Work instructions
**1)** According to the article on GameOver Zeus and CryptoLocker, what ransom does CryptoLocker demand?
**2)** Copy everything from "While the scale" down to "of a customer." in the article on GameOver Zeus and CryptoLocker.
**3)** Check each statement against the article on GameOver Zeus and CryptoLocker. For each, answer yes or no and quote the words of the article that decide it.
(a) GameOver Zeus usually gets onto computers through a link or attachment in an email.
(b) Banks all rely on one single solution to spot irregular activity.
(c) Windows XP has been without security support since April this year.

Supplied text
^^^^^^^^

Andy Morris, Solutions Lead, ACI Worldwide

If you’ve been paying attention to the news this week, you will have seen the start of the biggest co-ordination between the NCA and the FBI in an effort to stop one attack; GameOver Zeus and CryptoLocker. However, whilst the focus has been on the crackdown of the criminal gangs behind the GameOverZeus and CryptoLocker viruses, for many it is too late as there are already hundreds of thousands of machines infected. It’s been estimated that the financial loses will reach up to $100M, but this could jump dramatically as malware lays in wait ready for its next attack.

Andy Morris

Andy Morris

GameOver Zeus is a botnet, designed to steal banking and other credentials from the computers it has infected, usually via a link or attachment in an email. But, in the event that the infected computer is not able to give a substantial financial reward, it will pull in help from another type of malware called CryptoLocker. Instead of stealing financial data, it encrypts all the files on the infected machine and demands a ransom of one bitcoin (roughly around £300-£400).

While the scale of this operation is unprecedented, we must remember that cyber criminals are always looking for their next way to exploit the system and are constantly changing their tactics. With this in mind and the risk of huge cost implications, banks have to remain vigilant in their detection and prevention schemes when it comes to dealing with abnormal activity originating from infected machines. There are simple techniques that can be crucial to stopping criminal activity, such as monitoring for new payees, random faster payments, CHAPS or wire requests, and even online purchases that are not part of the normal transaction behaviour of a customer.

Some of the layered detection and challenge response techniques that banks typically use to help identify any irregular activity can impact on the customer experience, so it is a difficult balance for banks to get right. There is no single solution that banks use, but most will include one-time passcodes for logging onto internet banking applications or when making payments to new payees. Banks can use security tokens supplied to customers at enrolment, via SMS messages, or even give customers a card authentication device.

Some banks take a more stealthlike approach and adopt technologies and techniques that find a secure link between the bank and the customer’s device. For example, data can be gathered and used to form a DNA fingerprint that banks check current activity against. Where anomalies are identified, the payment could be declined or the customer is subjected to stronger authentication and verification processes before the payment is made.

However, it isn’t just the banks that have the responsibility of keeping their customers money secure. Customers also have a role to play. For them, it is essential that they keep an eye on their accounts and flag to the bank any activity that appears abnormal and immediately report transactions they have not made. Simple things like keeping anti-virus, software and operating systems up-to-date will help add that extra level of protection – many businesses still use Windows XP, which has been without security support since April this year.

Ultimately, banks and customers have to work together to help stop bank accounts being wiped clean by criminals. It’s a two-way relationship; banks must be sure that they are doing everything possible to avoid criminals stealing the money of their customers, while customers need to be better equipped to deal with criminals all over the world trying to gain access to their personal details.

^^^^^^^^

Given records
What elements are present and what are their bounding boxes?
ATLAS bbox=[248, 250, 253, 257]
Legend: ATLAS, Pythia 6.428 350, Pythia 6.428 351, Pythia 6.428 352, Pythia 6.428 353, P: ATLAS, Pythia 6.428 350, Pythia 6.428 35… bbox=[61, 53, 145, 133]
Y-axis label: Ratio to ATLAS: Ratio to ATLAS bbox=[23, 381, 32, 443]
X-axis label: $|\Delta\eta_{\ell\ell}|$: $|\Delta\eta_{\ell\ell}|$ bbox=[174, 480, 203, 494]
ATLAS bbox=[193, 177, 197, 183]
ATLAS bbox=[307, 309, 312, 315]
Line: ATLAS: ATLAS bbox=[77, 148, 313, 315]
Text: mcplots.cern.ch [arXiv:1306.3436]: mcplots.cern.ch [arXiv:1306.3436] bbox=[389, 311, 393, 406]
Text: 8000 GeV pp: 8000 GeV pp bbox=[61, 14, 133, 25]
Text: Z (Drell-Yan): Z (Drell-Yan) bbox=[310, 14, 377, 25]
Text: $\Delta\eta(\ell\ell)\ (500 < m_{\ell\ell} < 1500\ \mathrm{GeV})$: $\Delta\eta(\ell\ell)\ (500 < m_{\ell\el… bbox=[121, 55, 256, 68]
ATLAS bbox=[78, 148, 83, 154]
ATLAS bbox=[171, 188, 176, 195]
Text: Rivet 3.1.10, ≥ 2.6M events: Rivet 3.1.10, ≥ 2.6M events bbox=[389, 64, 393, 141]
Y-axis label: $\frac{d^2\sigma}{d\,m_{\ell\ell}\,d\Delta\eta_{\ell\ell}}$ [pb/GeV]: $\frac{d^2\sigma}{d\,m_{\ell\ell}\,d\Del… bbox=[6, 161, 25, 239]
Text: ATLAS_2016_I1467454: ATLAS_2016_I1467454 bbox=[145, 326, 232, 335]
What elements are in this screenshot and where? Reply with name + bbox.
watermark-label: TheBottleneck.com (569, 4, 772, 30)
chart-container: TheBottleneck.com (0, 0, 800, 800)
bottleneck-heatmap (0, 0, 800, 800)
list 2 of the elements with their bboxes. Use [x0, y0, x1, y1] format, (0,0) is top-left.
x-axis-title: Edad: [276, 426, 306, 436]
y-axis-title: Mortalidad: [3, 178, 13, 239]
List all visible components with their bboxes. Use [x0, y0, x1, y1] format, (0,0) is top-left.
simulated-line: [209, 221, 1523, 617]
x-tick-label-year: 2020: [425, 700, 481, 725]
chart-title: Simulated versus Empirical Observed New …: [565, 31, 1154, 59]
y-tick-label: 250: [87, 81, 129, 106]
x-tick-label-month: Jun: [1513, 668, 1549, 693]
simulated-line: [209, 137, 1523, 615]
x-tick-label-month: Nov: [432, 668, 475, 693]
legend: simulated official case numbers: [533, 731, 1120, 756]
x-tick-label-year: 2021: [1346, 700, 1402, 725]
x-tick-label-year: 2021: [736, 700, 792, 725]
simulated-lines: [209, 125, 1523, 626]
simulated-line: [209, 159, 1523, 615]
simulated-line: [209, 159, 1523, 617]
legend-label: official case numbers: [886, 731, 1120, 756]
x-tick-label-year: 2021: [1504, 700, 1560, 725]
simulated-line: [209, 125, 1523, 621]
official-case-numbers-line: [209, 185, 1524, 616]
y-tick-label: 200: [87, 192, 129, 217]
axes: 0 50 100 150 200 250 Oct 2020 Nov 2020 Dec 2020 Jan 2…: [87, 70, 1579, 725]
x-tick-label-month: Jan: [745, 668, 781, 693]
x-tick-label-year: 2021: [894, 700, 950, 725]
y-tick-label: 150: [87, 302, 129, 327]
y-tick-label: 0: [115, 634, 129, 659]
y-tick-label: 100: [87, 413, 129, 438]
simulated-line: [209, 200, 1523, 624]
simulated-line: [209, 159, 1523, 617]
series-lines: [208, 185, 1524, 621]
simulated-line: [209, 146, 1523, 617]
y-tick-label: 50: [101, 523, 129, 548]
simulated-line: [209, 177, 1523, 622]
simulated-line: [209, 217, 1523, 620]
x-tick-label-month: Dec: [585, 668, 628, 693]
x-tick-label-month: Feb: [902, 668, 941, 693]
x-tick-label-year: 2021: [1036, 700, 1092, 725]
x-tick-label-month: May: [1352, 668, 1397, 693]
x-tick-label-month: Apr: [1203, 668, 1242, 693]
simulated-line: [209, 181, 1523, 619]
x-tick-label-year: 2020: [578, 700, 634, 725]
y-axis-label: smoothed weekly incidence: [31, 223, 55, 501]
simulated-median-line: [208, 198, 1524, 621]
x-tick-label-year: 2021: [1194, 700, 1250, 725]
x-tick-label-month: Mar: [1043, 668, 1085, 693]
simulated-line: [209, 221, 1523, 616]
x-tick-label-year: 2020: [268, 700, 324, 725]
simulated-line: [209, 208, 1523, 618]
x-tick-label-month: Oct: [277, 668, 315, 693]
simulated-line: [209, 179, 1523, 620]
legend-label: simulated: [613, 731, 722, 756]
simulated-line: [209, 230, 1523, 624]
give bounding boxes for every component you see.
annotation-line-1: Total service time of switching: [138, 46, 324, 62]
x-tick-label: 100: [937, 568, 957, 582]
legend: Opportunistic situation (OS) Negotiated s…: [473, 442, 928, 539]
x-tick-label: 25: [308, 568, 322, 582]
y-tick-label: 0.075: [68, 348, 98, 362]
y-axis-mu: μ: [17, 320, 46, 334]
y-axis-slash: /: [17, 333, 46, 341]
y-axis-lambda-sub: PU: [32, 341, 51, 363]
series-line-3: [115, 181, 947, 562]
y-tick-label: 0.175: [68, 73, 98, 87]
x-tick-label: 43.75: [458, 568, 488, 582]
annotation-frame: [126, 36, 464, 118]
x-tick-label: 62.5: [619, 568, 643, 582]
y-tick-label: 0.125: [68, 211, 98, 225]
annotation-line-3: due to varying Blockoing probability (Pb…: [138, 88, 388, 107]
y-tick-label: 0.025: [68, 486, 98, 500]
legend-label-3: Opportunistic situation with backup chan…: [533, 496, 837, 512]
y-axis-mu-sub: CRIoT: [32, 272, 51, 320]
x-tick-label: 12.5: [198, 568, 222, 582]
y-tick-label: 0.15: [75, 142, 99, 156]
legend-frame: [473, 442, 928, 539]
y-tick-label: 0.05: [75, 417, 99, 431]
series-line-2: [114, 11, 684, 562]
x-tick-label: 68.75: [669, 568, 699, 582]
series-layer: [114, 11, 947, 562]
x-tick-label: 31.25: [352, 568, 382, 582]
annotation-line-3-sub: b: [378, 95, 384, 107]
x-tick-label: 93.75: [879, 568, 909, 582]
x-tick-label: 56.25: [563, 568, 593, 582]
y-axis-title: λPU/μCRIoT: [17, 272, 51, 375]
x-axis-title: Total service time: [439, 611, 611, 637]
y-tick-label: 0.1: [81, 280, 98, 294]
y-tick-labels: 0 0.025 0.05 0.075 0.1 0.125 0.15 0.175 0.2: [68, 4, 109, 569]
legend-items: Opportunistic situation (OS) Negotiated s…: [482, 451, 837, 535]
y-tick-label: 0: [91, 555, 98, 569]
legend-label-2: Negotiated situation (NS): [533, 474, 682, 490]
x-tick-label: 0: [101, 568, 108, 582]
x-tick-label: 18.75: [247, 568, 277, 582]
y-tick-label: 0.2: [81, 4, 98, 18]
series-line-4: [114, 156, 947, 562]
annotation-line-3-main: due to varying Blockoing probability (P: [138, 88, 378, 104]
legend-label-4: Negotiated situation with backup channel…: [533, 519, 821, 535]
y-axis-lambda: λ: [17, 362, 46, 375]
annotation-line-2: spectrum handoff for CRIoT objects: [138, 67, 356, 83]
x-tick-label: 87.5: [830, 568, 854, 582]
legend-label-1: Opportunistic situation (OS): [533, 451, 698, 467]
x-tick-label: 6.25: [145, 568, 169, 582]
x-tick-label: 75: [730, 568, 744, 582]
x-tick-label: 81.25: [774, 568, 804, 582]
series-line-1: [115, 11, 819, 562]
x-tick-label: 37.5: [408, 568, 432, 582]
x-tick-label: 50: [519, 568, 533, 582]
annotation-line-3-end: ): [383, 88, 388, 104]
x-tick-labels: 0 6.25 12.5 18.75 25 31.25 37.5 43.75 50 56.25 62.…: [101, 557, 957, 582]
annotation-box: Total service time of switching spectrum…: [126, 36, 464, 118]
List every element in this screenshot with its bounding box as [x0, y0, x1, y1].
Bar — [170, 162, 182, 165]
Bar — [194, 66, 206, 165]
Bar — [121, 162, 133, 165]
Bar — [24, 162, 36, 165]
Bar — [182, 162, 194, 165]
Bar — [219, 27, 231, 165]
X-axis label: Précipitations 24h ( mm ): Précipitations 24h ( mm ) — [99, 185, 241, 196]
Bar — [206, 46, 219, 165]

^^^^^^^^

Responses by item number
**1)** One bitcoin, roughly around £300-£400.

**2)**
While the scale of this operation is unprecedented, we must remember that cyber criminals are always looking for their next way to exploit the system and are constantly changing their tactics. With this in mind and the risk of huge cost implications, banks have to remain vigilant in their detection and prevention schemes when it comes to dealing with abnormal activity originating from infected machines. There are simple techniques that can be crucial to stopping criminal activity, such as monitoring for new payees, random faster payments, CHAPS or wire requests, and even online purchases that are not part of the normal transaction behaviour of a customer.

**3)**
(a) Yes: "usually via a link or attachment in an email"
(b) No: "There is no single solution that banks use"
(c) Yes: "Windows XP, which has been without security support since April this year"